Task requirements
Read the lines that follow and pick out every one containing the word "ΠΟΡΟΙ".

Task input
Begin

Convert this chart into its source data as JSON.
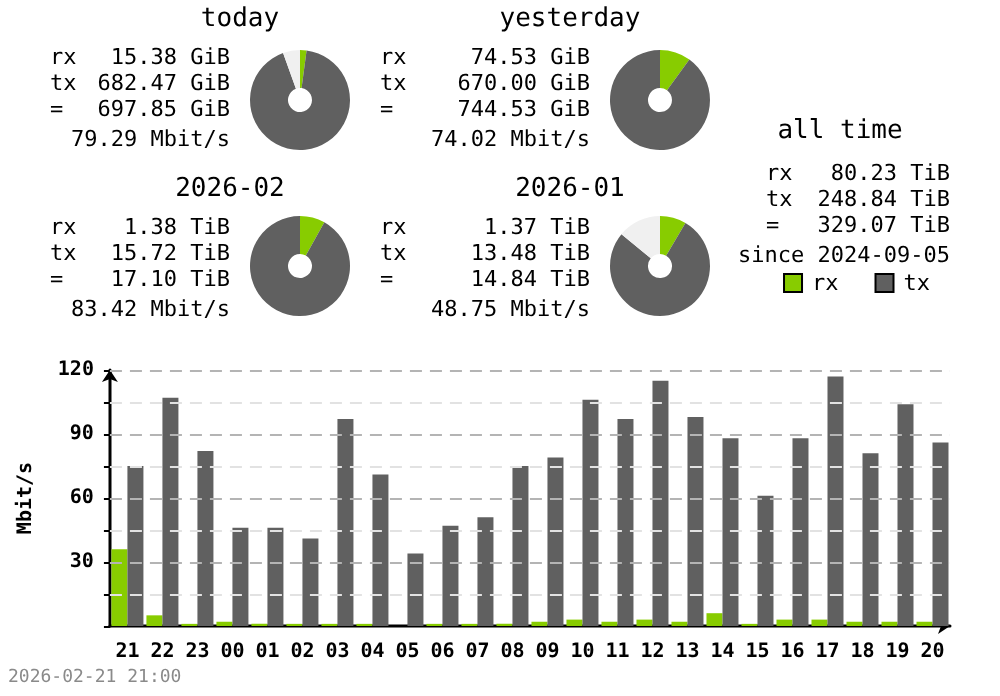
{
  "chart_data": [
    {
      "type": "donut",
      "title": "today",
      "categories": [
        null,
        null,
        null
      ],
      "values": [
        2.1,
        92.4,
        5.5
      ],
      "colors": [
        "#88cc00",
        "#606060",
        "#f0f0f0"
      ],
      "annotations": [
        "rx 15.38 GiB",
        "tx 682.47 GiB",
        "= 697.85 GiB",
        "79.29 Mbit/s"
      ]
    },
    {
      "type": "donut",
      "title": "yesterday",
      "categories": [
        null,
        null
      ],
      "values": [
        10.0,
        90.0
      ],
      "colors": [
        "#88cc00",
        "#606060"
      ],
      "annotations": [
        "rx 74.53 GiB",
        "tx 670.00 GiB",
        "= 744.53 GiB",
        "74.02 Mbit/s"
      ]
    },
    {
      "type": "other",
      "title": "all time",
      "annotations": [
        "rx 80.23 TiB",
        "tx 248.84 TiB",
        "= 329.07 TiB",
        "since 2024-09-05"
      ]
    },
    {
      "type": "donut",
      "title": "2026-02",
      "categories": [
        null,
        null
      ],
      "values": [
        8.1,
        91.9
      ],
      "colors": [
        "#88cc00",
        "#606060"
      ],
      "annotations": [
        "rx 1.38 TiB",
        "tx 15.72 TiB",
        "= 17.10 TiB",
        "83.42 Mbit/s"
      ]
    },
    {
      "type": "donut",
      "title": "2026-01",
      "categories": [
        null,
        null,
        null
      ],
      "values": [
        8.5,
        77.5,
        14
      ],
      "colors": [
        "#88cc00",
        "#606060",
        "#f0f0f0"
      ],
      "annotations": [
        "rx 1.37 TiB",
        "tx 13.48 TiB",
        "= 14.84 TiB",
        "48.75 Mbit/s"
      ]
    },
    {
      "type": "bar",
      "ylabel": "Mbit/s",
      "categories": [
        "21",
        "22",
        "23",
        "00",
        "01",
        "02",
        "03",
        "04",
        "05",
        "06",
        "07",
        "08",
        "09",
        "10",
        "11",
        "12",
        "13",
        "14",
        "15",
        "16",
        "17",
        "18",
        "19",
        "20"
      ],
      "series": [
        {
          "name": "rx",
          "color": "#88cc00",
          "values": [
            36,
            5,
            1,
            2,
            1,
            1,
            1,
            1,
            0,
            1,
            1,
            1,
            2,
            3,
            2,
            3,
            2,
            6,
            1,
            3,
            3,
            2,
            2,
            2
          ]
        },
        {
          "name": "tx",
          "color": "#606060",
          "values": [
            75,
            107,
            82,
            46,
            46,
            41,
            97,
            71,
            34,
            47,
            51,
            75,
            79,
            106,
            97,
            115,
            98,
            88,
            61,
            88,
            117,
            81,
            104,
            86
          ]
        }
      ],
      "ylim": [
        0,
        120
      ],
      "yticks": [
        {
          "value": 0,
          "label": null
        },
        {
          "value": 15,
          "label": null
        },
        30,
        {
          "value": 45,
          "label": null
        },
        60,
        {
          "value": 75,
          "label": null
        },
        90,
        {
          "value": 105,
          "label": null
        },
        120
      ],
      "grid": "y",
      "legend": "top right",
      "annotations": [
        "2026-02-21 21:00"
      ]
    }
  ]
}
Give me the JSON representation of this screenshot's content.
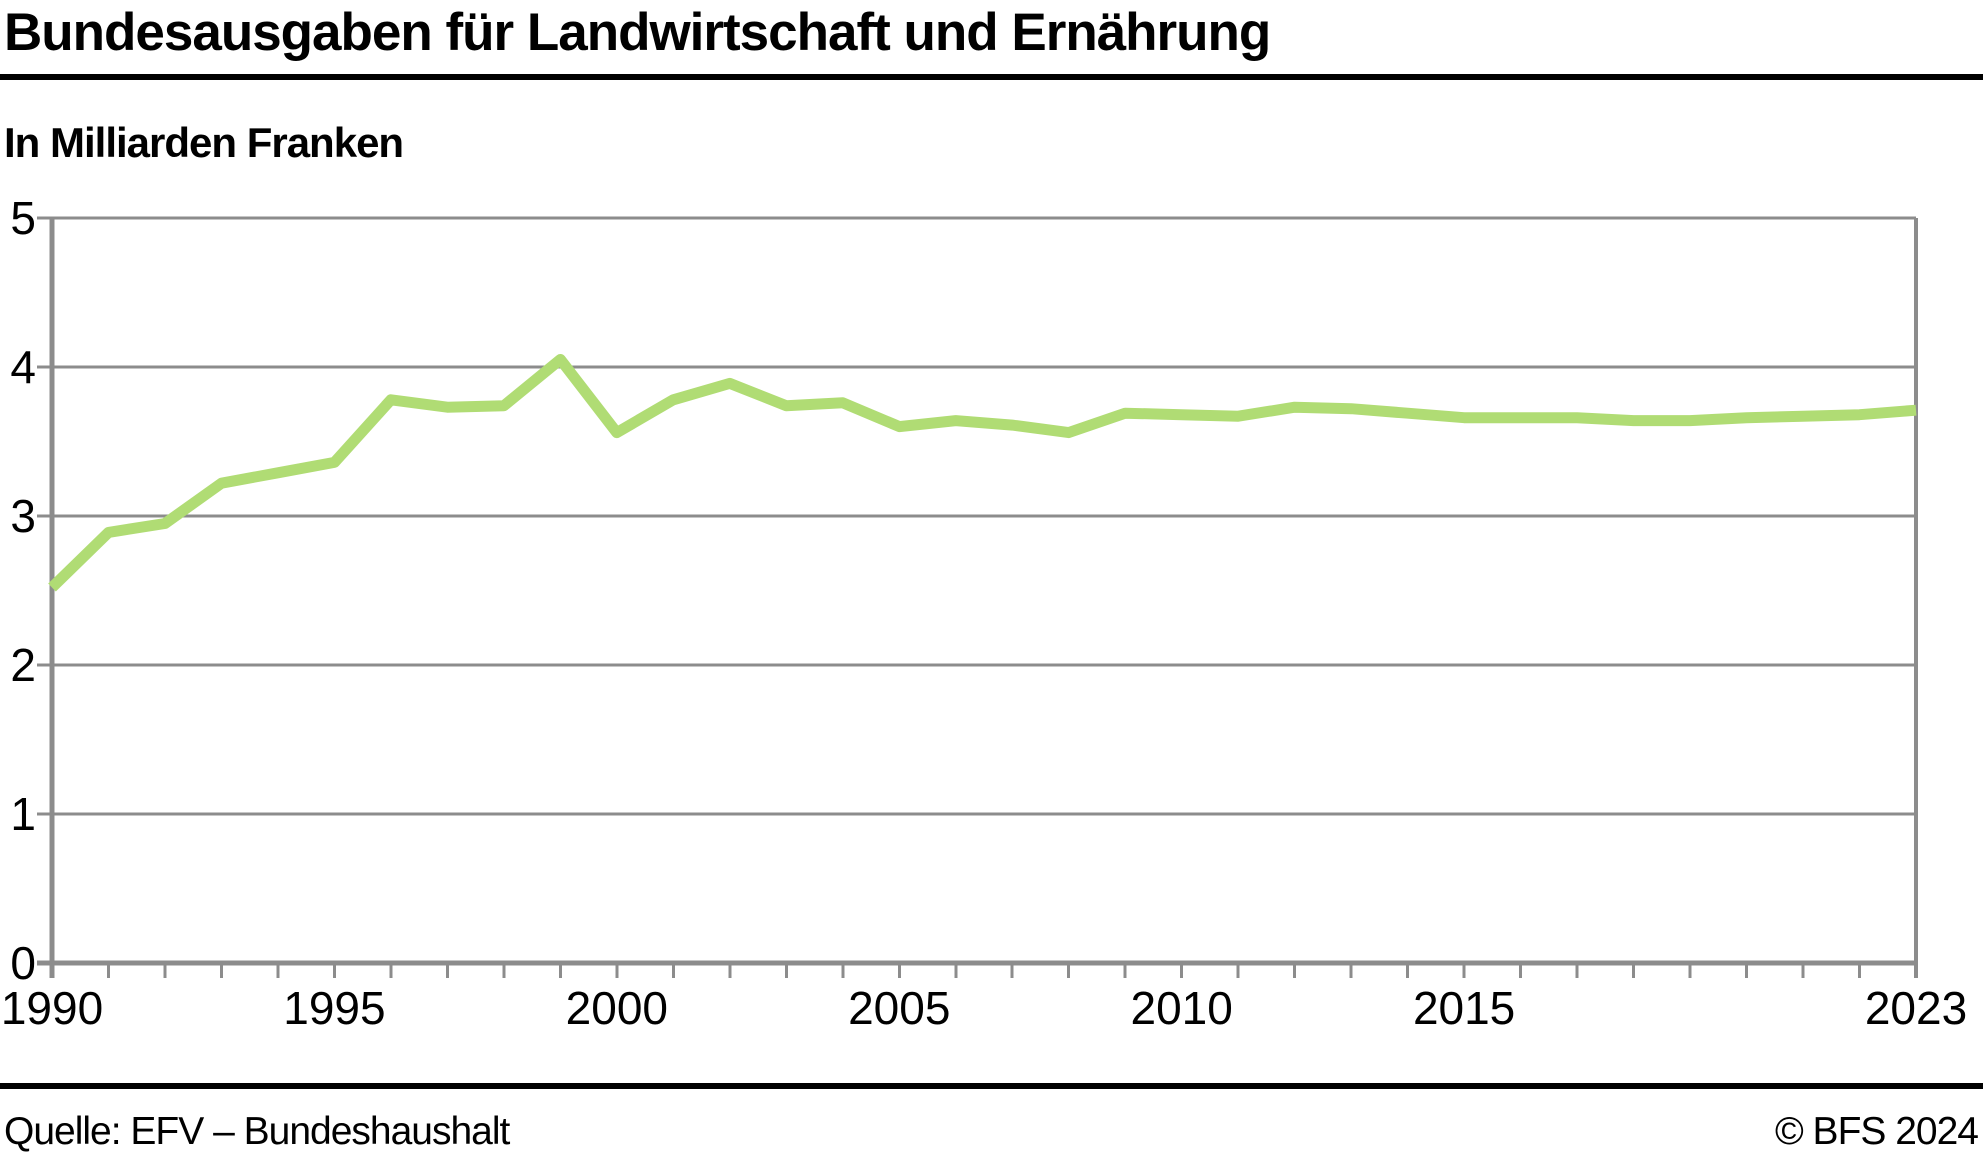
{
  "header": {
    "title": "Bundesausgaben für Landwirtschaft und Ernährung",
    "subtitle": "In Milliarden Franken"
  },
  "footer": {
    "source": "Quelle: EFV – Bundeshaushalt",
    "copyright": "© BFS 2024"
  },
  "colors": {
    "line": "#b0dc74",
    "grid": "#8c8c8c",
    "axis": "#8c8c8c",
    "text": "#000000",
    "rule": "#000000"
  },
  "chart_data": {
    "type": "line",
    "title": "Bundesausgaben für Landwirtschaft und Ernährung",
    "ylabel": "In Milliarden Franken",
    "xlabel": "",
    "grid": "horizontal",
    "legend_position": "none",
    "xlim": [
      1990,
      2023
    ],
    "ylim": [
      0,
      5
    ],
    "xticks": [
      1990,
      1995,
      2000,
      2005,
      2010,
      2015,
      2023
    ],
    "minor_xticks_every_year": true,
    "yticks": [
      0,
      1,
      2,
      3,
      4,
      5
    ],
    "x": [
      1990,
      1991,
      1992,
      1993,
      1994,
      1995,
      1996,
      1997,
      1998,
      1999,
      2000,
      2001,
      2002,
      2003,
      2004,
      2005,
      2006,
      2007,
      2008,
      2009,
      2010,
      2011,
      2012,
      2013,
      2014,
      2015,
      2016,
      2017,
      2018,
      2019,
      2020,
      2021,
      2022,
      2023
    ],
    "series": [
      {
        "name": "Bundesausgaben für Landwirtschaft und Ernährung",
        "values": [
          2.52,
          2.89,
          2.95,
          3.22,
          3.29,
          3.36,
          3.78,
          3.73,
          3.74,
          4.05,
          3.56,
          3.78,
          3.89,
          3.74,
          3.76,
          3.6,
          3.64,
          3.61,
          3.56,
          3.69,
          3.68,
          3.67,
          3.73,
          3.72,
          3.69,
          3.66,
          3.66,
          3.66,
          3.64,
          3.64,
          3.66,
          3.67,
          3.68,
          3.71
        ]
      }
    ]
  }
}
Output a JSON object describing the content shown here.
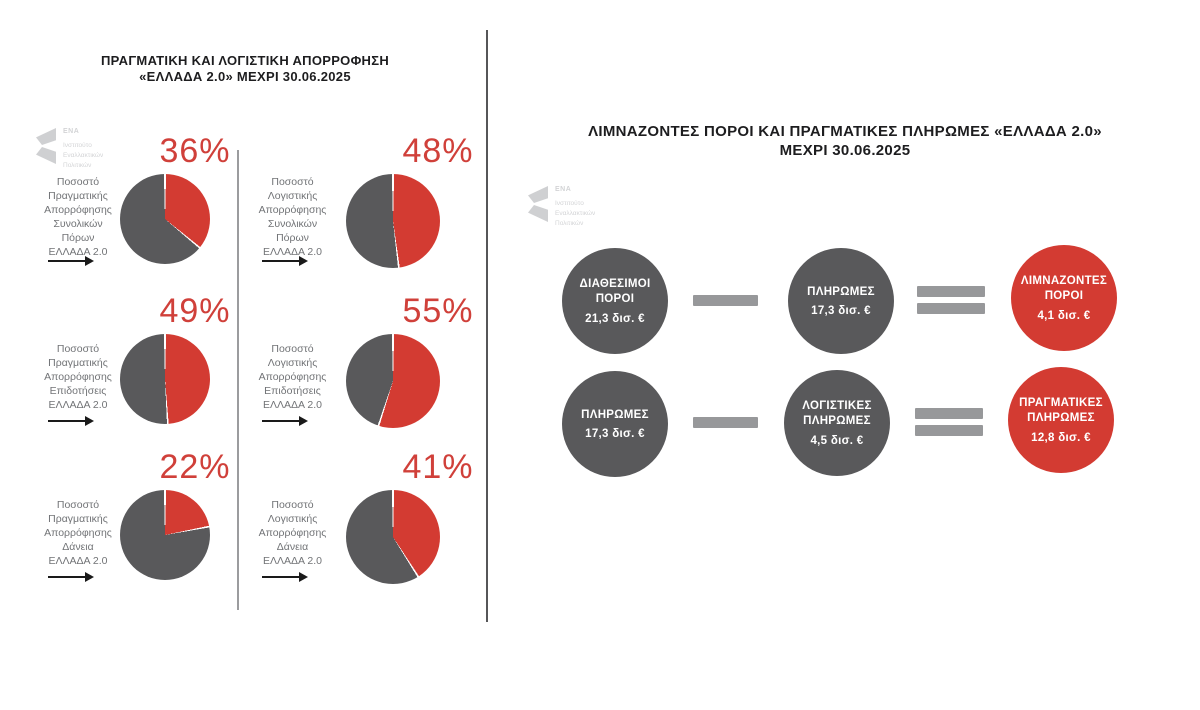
{
  "colors": {
    "red": "#d33b32",
    "dark_gray": "#59595b",
    "percent_red": "#d0403a",
    "operator_gray": "#97989a",
    "label_gray": "#717376",
    "title_black": "#1d1d1f",
    "logo_gray": "#cfd0d2"
  },
  "logo": {
    "brand": "ENA",
    "name_lines": [
      "Ινστιτούτο",
      "Εναλλακτικών",
      "Πολιτικών"
    ]
  },
  "left_panel": {
    "title_lines": [
      "ΠΡΑΓΜΑΤΙΚΗ ΚΑΙ ΛΟΓΙΣΤΙΚΗ ΑΠΟΡΡΟΦΗΣΗ",
      "«ΕΛΛΑΔΑ 2.0» ΜΕΧΡΙ 30.06.2025"
    ],
    "pies": [
      {
        "pct": 36,
        "pct_label": "36%",
        "label_lines": [
          "Ποσοστό",
          "Πραγματικής",
          "Απορρόφησης",
          "Συνολικών",
          "Πόρων",
          "ΕΛΛΑΔΑ 2.0"
        ]
      },
      {
        "pct": 48,
        "pct_label": "48%",
        "label_lines": [
          "Ποσοστό",
          "Λογιστικής",
          "Απορρόφησης",
          "Συνολικών",
          "Πόρων",
          "ΕΛΛΑΔΑ 2.0"
        ]
      },
      {
        "pct": 49,
        "pct_label": "49%",
        "label_lines": [
          "Ποσοστό",
          "Πραγματικής",
          "Απορρόφησης",
          "Επιδοτήσεις",
          "ΕΛΛΑΔΑ 2.0"
        ]
      },
      {
        "pct": 55,
        "pct_label": "55%",
        "label_lines": [
          "Ποσοστό",
          "Λογιστικής",
          "Απορρόφησης",
          "Επιδοτήσεις",
          "ΕΛΛΑΔΑ 2.0"
        ]
      },
      {
        "pct": 22,
        "pct_label": "22%",
        "label_lines": [
          "Ποσοστό",
          "Πραγματικής",
          "Απορρόφησης",
          "Δάνεια",
          "ΕΛΛΑΔΑ 2.0"
        ]
      },
      {
        "pct": 41,
        "pct_label": "41%",
        "label_lines": [
          "Ποσοστό",
          "Λογιστικής",
          "Απορρόφησης",
          "Δάνεια",
          "ΕΛΛΑΔΑ 2.0"
        ]
      }
    ]
  },
  "right_panel": {
    "title_lines": [
      "ΛΙΜΝΑΖΟΝΤΕΣ ΠΟΡΟΙ ΚΑΙ ΠΡΑΓΜΑΤΙΚΕΣ ΠΛΗΡΩΜΕΣ «ΕΛΛΑΔΑ 2.0»",
      "ΜΕΧΡΙ 30.06.2025"
    ],
    "rows": [
      {
        "minuend": {
          "label_lines": [
            "ΔΙΑΘΕΣΙΜΟΙ",
            "ΠΟΡΟΙ"
          ],
          "value": "21,3 δισ. €"
        },
        "subtrahend": {
          "label_lines": [
            "ΠΛΗΡΩΜΕΣ"
          ],
          "value": "17,3 δισ. €"
        },
        "result": {
          "label_lines": [
            "ΛΙΜΝΑΖΟΝΤΕΣ",
            "ΠΟΡΟΙ"
          ],
          "value": "4,1 δισ. €"
        }
      },
      {
        "minuend": {
          "label_lines": [
            "ΠΛΗΡΩΜΕΣ"
          ],
          "value": "17,3 δισ. €"
        },
        "subtrahend": {
          "label_lines": [
            "ΛΟΓΙΣΤΙΚΕΣ",
            "ΠΛΗΡΩΜΕΣ"
          ],
          "value": "4,5 δισ. €"
        },
        "result": {
          "label_lines": [
            "ΠΡΑΓΜΑΤΙΚΕΣ",
            "ΠΛΗΡΩΜΕΣ"
          ],
          "value": "12,8 δισ. €"
        }
      }
    ]
  },
  "chart_data": [
    {
      "type": "pie",
      "title": "ΠΡΑΓΜΑΤΙΚΗ ΚΑΙ ΛΟΓΙΣΤΙΚΗ ΑΠΟΡΡΟΦΗΣΗ «ΕΛΛΑΔΑ 2.0» ΜΕΧΡΙ 30.06.2025",
      "unit": "percent",
      "pies": [
        {
          "label": "Ποσοστό Πραγματικής Απορρόφησης Συνολικών Πόρων ΕΛΛΑΔΑ 2.0",
          "value": 36
        },
        {
          "label": "Ποσοστό Λογιστικής Απορρόφησης Συνολικών Πόρων ΕΛΛΑΔΑ 2.0",
          "value": 48
        },
        {
          "label": "Ποσοστό Πραγματικής Απορρόφησης Επιδοτήσεις ΕΛΛΑΔΑ 2.0",
          "value": 49
        },
        {
          "label": "Ποσοστό Λογιστικής Απορρόφησης Επιδοτήσεις ΕΛΛΑΔΑ 2.0",
          "value": 55
        },
        {
          "label": "Ποσοστό Πραγματικής Απορρόφησης Δάνεια ΕΛΛΑΔΑ 2.0",
          "value": 22
        },
        {
          "label": "Ποσοστό Λογιστικής Απορρόφησης Δάνεια ΕΛΛΑΔΑ 2.0",
          "value": 41
        }
      ],
      "colors": {
        "value_slice": "#d33b32",
        "remainder_slice": "#59595b"
      },
      "slice_start": "12 o'clock, clockwise"
    },
    {
      "type": "diagram",
      "title": "ΛΙΜΝΑΖΟΝΤΕΣ ΠΟΡΟΙ ΚΑΙ ΠΡΑΓΜΑΤΙΚΕΣ ΠΛΗΡΩΜΕΣ «ΕΛΛΑΔΑ 2.0» ΜΕΧΡΙ 30.06.2025",
      "unit": "δισ. €",
      "equations": [
        {
          "minuend": {
            "label": "ΔΙΑΘΕΣΙΜΟΙ ΠΟΡΟΙ",
            "value": 21.3
          },
          "subtrahend": {
            "label": "ΠΛΗΡΩΜΕΣ",
            "value": 17.3
          },
          "result": {
            "label": "ΛΙΜΝΑΖΟΝΤΕΣ ΠΟΡΟΙ",
            "value": 4.1
          }
        },
        {
          "minuend": {
            "label": "ΠΛΗΡΩΜΕΣ",
            "value": 17.3
          },
          "subtrahend": {
            "label": "ΛΟΓΙΣΤΙΚΕΣ ΠΛΗΡΩΜΕΣ",
            "value": 4.5
          },
          "result": {
            "label": "ΠΡΑΓΜΑΤΙΚΕΣ ΠΛΗΡΩΜΕΣ",
            "value": 12.8
          }
        }
      ]
    }
  ]
}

End

Task solution
      "ΛΙΜΝΑΖΟΝΤΕΣ ΠΟΡΟΙ ΚΑΙ ΠΡΑΓΜΑΤΙΚΕΣ ΠΛΗΡΩΜΕΣ «ΕΛΛΑΔΑ 2.0»",
            "ΠΟΡΟΙ"
            "ΠΟΡΟΙ"
      "title": "ΛΙΜΝΑΖΟΝΤΕΣ ΠΟΡΟΙ ΚΑΙ ΠΡΑΓΜΑΤΙΚΕΣ ΠΛΗΡΩΜΕΣ «ΕΛΛΑΔΑ 2.0» ΜΕΧΡΙ 30.06.2025",
            "label": "ΔΙΑΘΕΣΙΜΟΙ ΠΟΡΟΙ",
            "label": "ΛΙΜΝΑΖΟΝΤΕΣ ΠΟΡΟΙ",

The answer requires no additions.